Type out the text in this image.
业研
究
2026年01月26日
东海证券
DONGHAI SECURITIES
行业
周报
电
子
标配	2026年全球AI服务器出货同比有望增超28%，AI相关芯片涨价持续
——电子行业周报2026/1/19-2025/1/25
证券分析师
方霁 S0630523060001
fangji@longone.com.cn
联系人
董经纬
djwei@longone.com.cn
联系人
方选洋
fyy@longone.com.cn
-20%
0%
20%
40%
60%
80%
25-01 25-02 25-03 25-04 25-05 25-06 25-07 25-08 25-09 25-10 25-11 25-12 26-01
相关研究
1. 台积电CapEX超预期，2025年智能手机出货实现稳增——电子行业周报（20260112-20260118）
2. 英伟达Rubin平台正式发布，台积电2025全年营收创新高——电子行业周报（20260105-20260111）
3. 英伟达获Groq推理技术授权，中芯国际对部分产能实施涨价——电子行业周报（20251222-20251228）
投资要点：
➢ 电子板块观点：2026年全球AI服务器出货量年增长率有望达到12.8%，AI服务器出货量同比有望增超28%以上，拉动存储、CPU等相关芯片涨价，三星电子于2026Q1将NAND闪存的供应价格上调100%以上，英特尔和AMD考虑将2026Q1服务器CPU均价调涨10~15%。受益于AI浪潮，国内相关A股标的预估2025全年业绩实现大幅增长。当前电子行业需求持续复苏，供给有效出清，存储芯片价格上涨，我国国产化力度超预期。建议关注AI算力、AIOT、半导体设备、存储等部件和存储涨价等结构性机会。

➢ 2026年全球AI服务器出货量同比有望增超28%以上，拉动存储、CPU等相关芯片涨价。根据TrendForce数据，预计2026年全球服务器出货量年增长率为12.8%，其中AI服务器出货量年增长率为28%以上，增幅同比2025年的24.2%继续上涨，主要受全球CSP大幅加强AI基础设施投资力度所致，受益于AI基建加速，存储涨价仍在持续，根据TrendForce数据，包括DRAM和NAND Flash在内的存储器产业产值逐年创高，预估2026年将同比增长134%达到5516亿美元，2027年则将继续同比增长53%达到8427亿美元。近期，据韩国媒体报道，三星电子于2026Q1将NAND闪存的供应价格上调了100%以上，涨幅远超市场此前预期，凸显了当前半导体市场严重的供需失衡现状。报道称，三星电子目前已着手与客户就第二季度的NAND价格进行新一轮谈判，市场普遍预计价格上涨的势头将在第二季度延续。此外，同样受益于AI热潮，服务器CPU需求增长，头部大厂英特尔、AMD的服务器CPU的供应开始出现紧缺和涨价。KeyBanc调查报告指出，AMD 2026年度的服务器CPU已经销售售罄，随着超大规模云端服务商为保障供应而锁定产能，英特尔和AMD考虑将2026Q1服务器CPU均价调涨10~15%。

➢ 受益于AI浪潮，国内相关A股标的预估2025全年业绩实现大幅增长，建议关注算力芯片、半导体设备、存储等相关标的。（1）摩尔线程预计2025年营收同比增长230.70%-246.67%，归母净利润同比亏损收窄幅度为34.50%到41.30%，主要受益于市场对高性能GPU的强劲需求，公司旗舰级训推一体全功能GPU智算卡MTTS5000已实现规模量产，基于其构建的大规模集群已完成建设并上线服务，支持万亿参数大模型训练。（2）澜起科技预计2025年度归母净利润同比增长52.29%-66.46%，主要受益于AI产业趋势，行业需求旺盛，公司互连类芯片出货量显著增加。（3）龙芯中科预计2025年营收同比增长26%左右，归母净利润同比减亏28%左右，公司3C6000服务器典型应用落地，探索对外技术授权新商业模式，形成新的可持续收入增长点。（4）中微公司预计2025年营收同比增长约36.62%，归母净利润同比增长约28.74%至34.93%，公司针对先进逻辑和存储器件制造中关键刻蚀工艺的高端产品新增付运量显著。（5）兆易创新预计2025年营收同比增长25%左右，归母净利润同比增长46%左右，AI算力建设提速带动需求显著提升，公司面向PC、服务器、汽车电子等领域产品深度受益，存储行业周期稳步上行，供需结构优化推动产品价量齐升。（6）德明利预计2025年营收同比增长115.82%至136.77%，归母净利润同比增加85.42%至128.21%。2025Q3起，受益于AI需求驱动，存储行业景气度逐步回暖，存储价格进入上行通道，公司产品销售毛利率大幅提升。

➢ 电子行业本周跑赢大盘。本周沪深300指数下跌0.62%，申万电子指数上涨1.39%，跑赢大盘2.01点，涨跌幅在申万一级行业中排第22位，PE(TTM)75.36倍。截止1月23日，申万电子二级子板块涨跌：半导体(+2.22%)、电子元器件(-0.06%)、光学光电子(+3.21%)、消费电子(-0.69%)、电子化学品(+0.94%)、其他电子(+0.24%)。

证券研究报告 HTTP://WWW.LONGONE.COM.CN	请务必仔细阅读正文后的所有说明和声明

_ _ _ _ _

> **OBJECTIVE**
Transcribe all the entries, keeping each one exactly as it is.

> **THE RESULT**
Type out the text in this image.
业研
究
2026年01月26日
东海证券
DONGHAI SECURITIES
行业
周报
电
子
标配	2026年全球AI服务器出货同比有望增超28%，AI相关芯片涨价持续
——电子行业周报2026/1/19-2025/1/25
证券分析师
方霁 S0630523060001
fangji@longone.com.cn
联系人
董经纬
djwei@longone.com.cn
联系人
方选洋
fyy@longone.com.cn
-20%
0%
20%
40%
60%
80%
25-01 25-02 25-03 25-04 25-05 25-06 25-07 25-08 25-09 25-10 25-11 25-12 26-01
相关研究
1. 台积电CapEX超预期，2025年智能手机出货实现稳增——电子行业周报（20260112-20260118）
2. 英伟达Rubin平台正式发布，台积电2025全年营收创新高——电子行业周报（20260105-20260111）
3. 英伟达获Groq推理技术授权，中芯国际对部分产能实施涨价——电子行业周报（20251222-20251228）
投资要点：
➢ 电子板块观点：2026年全球AI服务器出货量年增长率有望达到12.8%，AI服务器出货量同比有望增超28%以上，拉动存储、CPU等相关芯片涨价，三星电子于2026Q1将NAND闪存的供应价格上调100%以上，英特尔和AMD考虑将2026Q1服务器CPU均价调涨10~15%。受益于AI浪潮，国内相关A股标的预估2025全年业绩实现大幅增长。当前电子行业需求持续复苏，供给有效出清，存储芯片价格上涨，我国国产化力度超预期。建议关注AI算力、AIOT、半导体设备、存储等部件和存储涨价等结构性机会。

➢ 2026年全球AI服务器出货量同比有望增超28%以上，拉动存储、CPU等相关芯片涨价。根据TrendForce数据，预计2026年全球服务器出货量年增长率为12.8%，其中AI服务器出货量年增长率为28%以上，增幅同比2025年的24.2%继续上涨，主要受全球CSP大幅加强AI基础设施投资力度所致，受益于AI基建加速，存储涨价仍在持续，根据TrendForce数据，包括DRAM和NAND Flash在内的存储器产业产值逐年创高，预估2026年将同比增长134%达到5516亿美元，2027年则将继续同比增长53%达到8427亿美元。近期，据韩国媒体报道，三星电子于2026Q1将NAND闪存的供应价格上调了100%以上，涨幅远超市场此前预期，凸显了当前半导体市场严重的供需失衡现状。报道称，三星电子目前已着手与客户就第二季度的NAND价格进行新一轮谈判，市场普遍预计价格上涨的势头将在第二季度延续。此外，同样受益于AI热潮，服务器CPU需求增长，头部大厂英特尔、AMD的服务器CPU的供应开始出现紧缺和涨价。KeyBanc调查报告指出，AMD 2026年度的服务器CPU已经销售售罄，随着超大规模云端服务商为保障供应而锁定产能，英特尔和AMD考虑将2026Q1服务器CPU均价调涨10~15%。

➢ 受益于AI浪潮，国内相关A股标的预估2025全年业绩实现大幅增长，建议关注算力芯片、半导体设备、存储等相关标的。（1）摩尔线程预计2025年营收同比增长230.70%-246.67%，归母净利润同比亏损收窄幅度为34.50%到41.30%，主要受益于市场对高性能GPU的强劲需求，公司旗舰级训推一体全功能GPU智算卡MTTS5000已实现规模量产，基于其构建的大规模集群已完成建设并上线服务，支持万亿参数大模型训练。（2）澜起科技预计2025年度归母净利润同比增长52.29%-66.46%，主要受益于AI产业趋势，行业需求旺盛，公司互连类芯片出货量显著增加。（3）龙芯中科预计2025年营收同比增长26%左右，归母净利润同比减亏28%左右，公司3C6000服务器典型应用落地，探索对外技术授权新商业模式，形成新的可持续收入增长点。（4）中微公司预计2025年营收同比增长约36.62%，归母净利润同比增长约28.74%至34.93%，公司针对先进逻辑和存储器件制造中关键刻蚀工艺的高端产品新增付运量显著。（5）兆易创新预计2025年营收同比增长25%左右，归母净利润同比增长46%左右，AI算力建设提速带动需求显著提升，公司面向PC、服务器、汽车电子等领域产品深度受益，存储行业周期稳步上行，供需结构优化推动产品价量齐升。（6）德明利预计2025年营收同比增长115.82%至136.77%，归母净利润同比增加85.42%至128.21%。2025Q3起，受益于AI需求驱动，存储行业景气度逐步回暖，存储价格进入上行通道，公司产品销售毛利率大幅提升。

➢ 电子行业本周跑赢大盘。本周沪深300指数下跌0.62%，申万电子指数上涨1.39%，跑赢大盘2.01点，涨跌幅在申万一级行业中排第22位，PE(TTM)75.36倍。截止1月23日，申万电子二级子板块涨跌：半导体(+2.22%)、电子元器件(-0.06%)、光学光电子(+3.21%)、消费电子(-0.69%)、电子化学品(+0.94%)、其他电子(+0.24%)。

证券研究报告 HTTP://WWW.LONGONE.COM.CN	请务必仔细阅读正文后的所有说明和声明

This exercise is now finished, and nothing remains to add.